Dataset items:
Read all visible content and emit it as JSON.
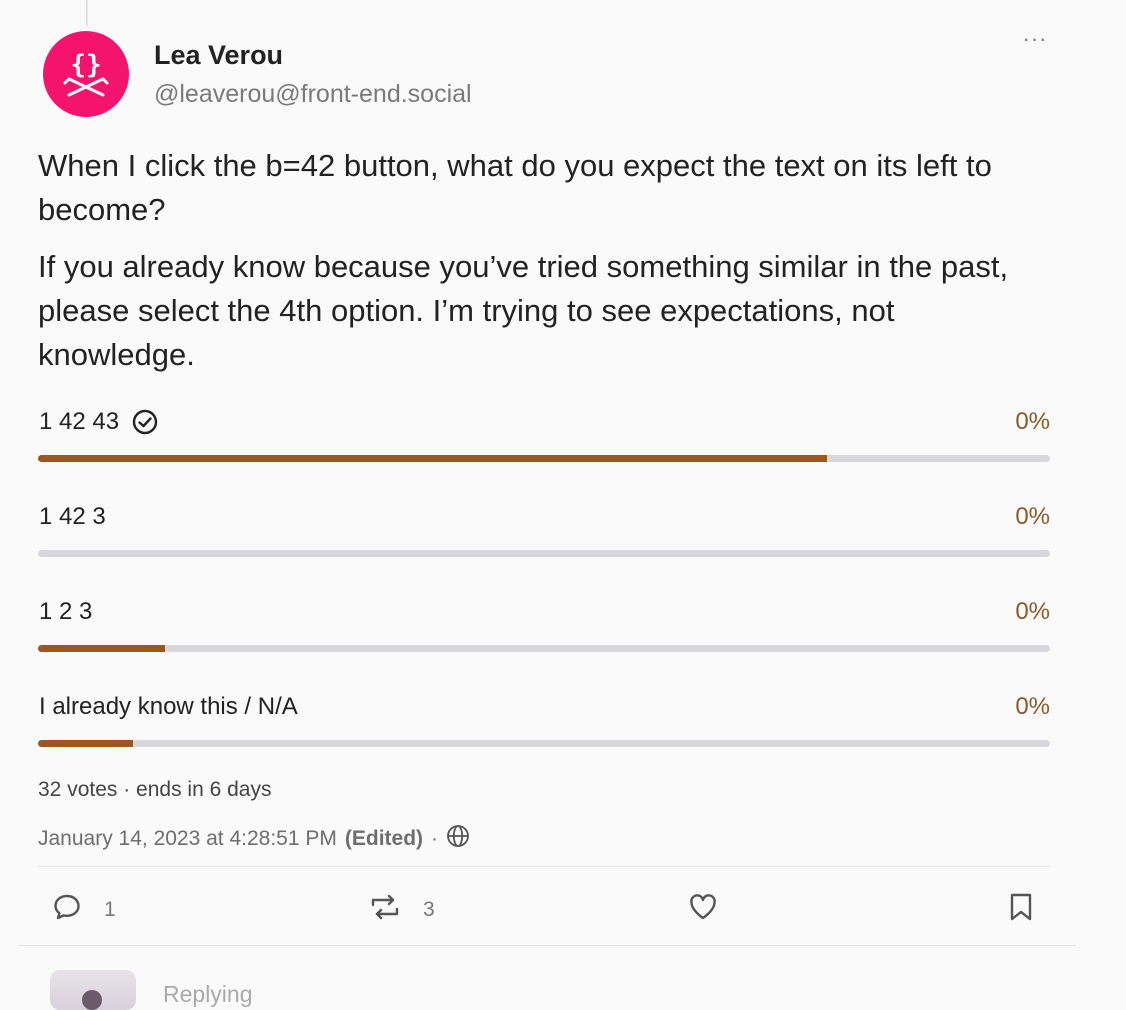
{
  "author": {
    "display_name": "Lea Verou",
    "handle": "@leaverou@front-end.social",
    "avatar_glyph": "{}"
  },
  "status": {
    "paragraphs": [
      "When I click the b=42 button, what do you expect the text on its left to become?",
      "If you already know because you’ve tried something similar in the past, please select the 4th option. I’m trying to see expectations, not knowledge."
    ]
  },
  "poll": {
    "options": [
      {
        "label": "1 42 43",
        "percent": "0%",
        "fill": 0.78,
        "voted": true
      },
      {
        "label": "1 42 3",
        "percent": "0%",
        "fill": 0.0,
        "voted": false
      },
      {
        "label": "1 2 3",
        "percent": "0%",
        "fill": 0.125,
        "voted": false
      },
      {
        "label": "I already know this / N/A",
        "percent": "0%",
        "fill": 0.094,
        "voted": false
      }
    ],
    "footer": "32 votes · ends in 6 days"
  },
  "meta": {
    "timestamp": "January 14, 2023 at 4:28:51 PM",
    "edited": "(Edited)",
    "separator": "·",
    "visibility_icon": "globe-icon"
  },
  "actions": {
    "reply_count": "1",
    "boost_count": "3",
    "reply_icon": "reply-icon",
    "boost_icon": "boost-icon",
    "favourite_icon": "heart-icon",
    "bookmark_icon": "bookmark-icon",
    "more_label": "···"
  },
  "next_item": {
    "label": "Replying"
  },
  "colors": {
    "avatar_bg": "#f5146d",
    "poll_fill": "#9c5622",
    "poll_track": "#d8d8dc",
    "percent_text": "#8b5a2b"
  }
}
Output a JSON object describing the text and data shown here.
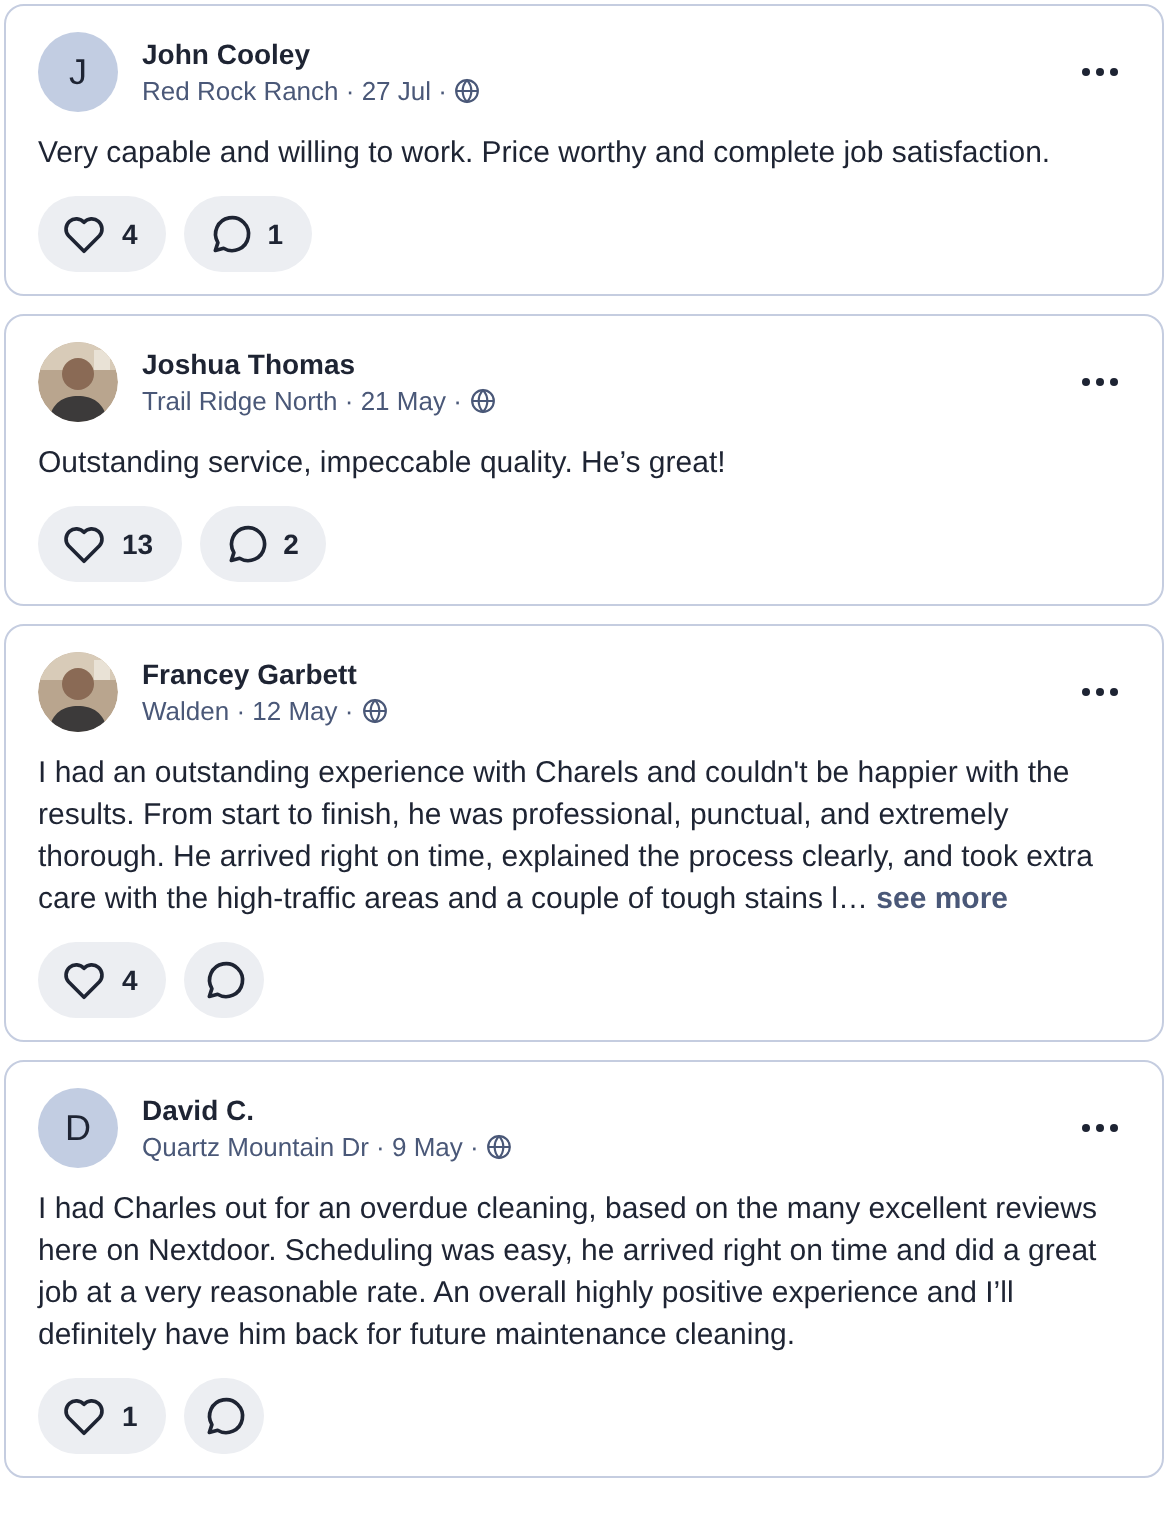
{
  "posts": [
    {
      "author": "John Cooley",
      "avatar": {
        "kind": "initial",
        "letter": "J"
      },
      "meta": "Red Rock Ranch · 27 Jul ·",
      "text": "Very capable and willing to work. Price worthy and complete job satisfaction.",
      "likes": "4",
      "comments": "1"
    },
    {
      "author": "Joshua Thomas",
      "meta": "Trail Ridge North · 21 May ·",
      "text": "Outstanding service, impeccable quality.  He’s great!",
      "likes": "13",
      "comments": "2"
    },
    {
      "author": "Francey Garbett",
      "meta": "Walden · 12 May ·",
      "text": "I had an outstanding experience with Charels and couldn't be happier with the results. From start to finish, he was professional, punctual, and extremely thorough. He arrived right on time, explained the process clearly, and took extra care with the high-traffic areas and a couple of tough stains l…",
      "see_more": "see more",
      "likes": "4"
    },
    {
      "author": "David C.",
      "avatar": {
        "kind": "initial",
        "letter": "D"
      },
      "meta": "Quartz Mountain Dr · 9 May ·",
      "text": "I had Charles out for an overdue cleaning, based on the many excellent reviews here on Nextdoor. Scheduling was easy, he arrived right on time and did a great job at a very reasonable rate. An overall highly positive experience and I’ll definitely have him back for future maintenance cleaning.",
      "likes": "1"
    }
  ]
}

...

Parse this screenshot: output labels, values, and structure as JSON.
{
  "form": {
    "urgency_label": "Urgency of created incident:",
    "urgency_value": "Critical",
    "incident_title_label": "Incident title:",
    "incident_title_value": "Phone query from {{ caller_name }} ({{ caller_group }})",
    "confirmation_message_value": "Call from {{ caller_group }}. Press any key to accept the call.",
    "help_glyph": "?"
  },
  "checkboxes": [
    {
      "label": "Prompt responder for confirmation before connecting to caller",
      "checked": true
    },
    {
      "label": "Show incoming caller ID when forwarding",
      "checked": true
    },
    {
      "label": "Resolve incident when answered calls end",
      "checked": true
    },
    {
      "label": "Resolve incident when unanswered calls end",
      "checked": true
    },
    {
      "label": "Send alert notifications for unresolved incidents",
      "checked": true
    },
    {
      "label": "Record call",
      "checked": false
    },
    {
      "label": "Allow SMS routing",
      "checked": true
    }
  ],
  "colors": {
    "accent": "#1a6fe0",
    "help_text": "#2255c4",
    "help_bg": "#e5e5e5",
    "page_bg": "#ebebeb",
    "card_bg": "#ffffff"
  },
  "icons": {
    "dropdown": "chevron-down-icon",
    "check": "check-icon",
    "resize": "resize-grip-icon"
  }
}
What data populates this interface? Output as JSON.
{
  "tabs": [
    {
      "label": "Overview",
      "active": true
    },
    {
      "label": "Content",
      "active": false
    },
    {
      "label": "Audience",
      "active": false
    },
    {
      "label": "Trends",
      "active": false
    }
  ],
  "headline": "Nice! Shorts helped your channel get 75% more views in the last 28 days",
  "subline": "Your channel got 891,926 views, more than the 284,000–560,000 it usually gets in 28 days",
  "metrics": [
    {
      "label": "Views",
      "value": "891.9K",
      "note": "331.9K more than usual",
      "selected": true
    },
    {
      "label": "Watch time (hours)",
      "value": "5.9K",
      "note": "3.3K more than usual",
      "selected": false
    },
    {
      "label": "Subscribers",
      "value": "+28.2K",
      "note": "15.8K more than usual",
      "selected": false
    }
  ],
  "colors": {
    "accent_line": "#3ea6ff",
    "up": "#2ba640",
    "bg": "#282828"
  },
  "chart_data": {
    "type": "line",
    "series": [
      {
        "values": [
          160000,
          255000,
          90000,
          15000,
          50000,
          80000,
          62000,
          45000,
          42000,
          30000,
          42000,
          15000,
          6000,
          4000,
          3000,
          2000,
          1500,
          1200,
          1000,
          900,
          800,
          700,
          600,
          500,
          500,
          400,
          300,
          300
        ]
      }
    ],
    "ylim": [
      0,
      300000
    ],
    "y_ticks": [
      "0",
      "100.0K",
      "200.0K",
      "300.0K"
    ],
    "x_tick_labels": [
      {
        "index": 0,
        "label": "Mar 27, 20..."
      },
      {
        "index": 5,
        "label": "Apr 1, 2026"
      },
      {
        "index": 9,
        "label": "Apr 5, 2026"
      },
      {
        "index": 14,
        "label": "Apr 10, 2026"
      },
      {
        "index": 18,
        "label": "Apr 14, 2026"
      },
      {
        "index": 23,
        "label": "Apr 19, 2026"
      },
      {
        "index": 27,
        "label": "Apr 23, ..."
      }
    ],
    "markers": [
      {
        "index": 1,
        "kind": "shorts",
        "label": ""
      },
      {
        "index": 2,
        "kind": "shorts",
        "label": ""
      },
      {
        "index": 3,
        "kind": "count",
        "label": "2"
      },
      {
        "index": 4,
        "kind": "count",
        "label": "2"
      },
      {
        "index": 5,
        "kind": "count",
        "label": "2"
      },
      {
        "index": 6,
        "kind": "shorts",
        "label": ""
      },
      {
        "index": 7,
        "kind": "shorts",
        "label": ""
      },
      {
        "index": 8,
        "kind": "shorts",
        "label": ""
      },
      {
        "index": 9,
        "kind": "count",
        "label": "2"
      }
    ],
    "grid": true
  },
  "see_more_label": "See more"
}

==

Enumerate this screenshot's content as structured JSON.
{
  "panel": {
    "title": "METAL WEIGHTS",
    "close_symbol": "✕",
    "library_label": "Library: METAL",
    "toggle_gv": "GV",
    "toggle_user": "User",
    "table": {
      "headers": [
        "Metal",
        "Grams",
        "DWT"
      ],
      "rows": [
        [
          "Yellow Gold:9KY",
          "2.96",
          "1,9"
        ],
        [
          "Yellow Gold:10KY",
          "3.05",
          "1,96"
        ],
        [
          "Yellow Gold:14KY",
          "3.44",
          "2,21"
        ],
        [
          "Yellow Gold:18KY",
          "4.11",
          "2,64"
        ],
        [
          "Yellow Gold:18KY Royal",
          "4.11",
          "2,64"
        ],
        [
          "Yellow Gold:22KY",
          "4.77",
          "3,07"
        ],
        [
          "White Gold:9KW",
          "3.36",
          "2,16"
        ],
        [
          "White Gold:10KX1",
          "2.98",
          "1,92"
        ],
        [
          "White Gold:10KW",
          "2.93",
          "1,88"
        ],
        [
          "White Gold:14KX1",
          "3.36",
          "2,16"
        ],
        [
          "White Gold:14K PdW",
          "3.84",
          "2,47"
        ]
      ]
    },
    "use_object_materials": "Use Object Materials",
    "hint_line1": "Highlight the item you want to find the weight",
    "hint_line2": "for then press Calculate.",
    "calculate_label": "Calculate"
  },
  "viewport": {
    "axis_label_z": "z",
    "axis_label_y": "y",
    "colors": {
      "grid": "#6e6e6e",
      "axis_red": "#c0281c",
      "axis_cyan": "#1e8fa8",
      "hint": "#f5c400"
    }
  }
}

▶ WHAT IS ASKED: Filter the records above for "screenshot" and copy every matching line.

▶ ANSWER TO THE PROBLEM:
Parse this screenshot: output labels, values, and structure as JSON.
Enumerate this screenshot's content as structured JSON.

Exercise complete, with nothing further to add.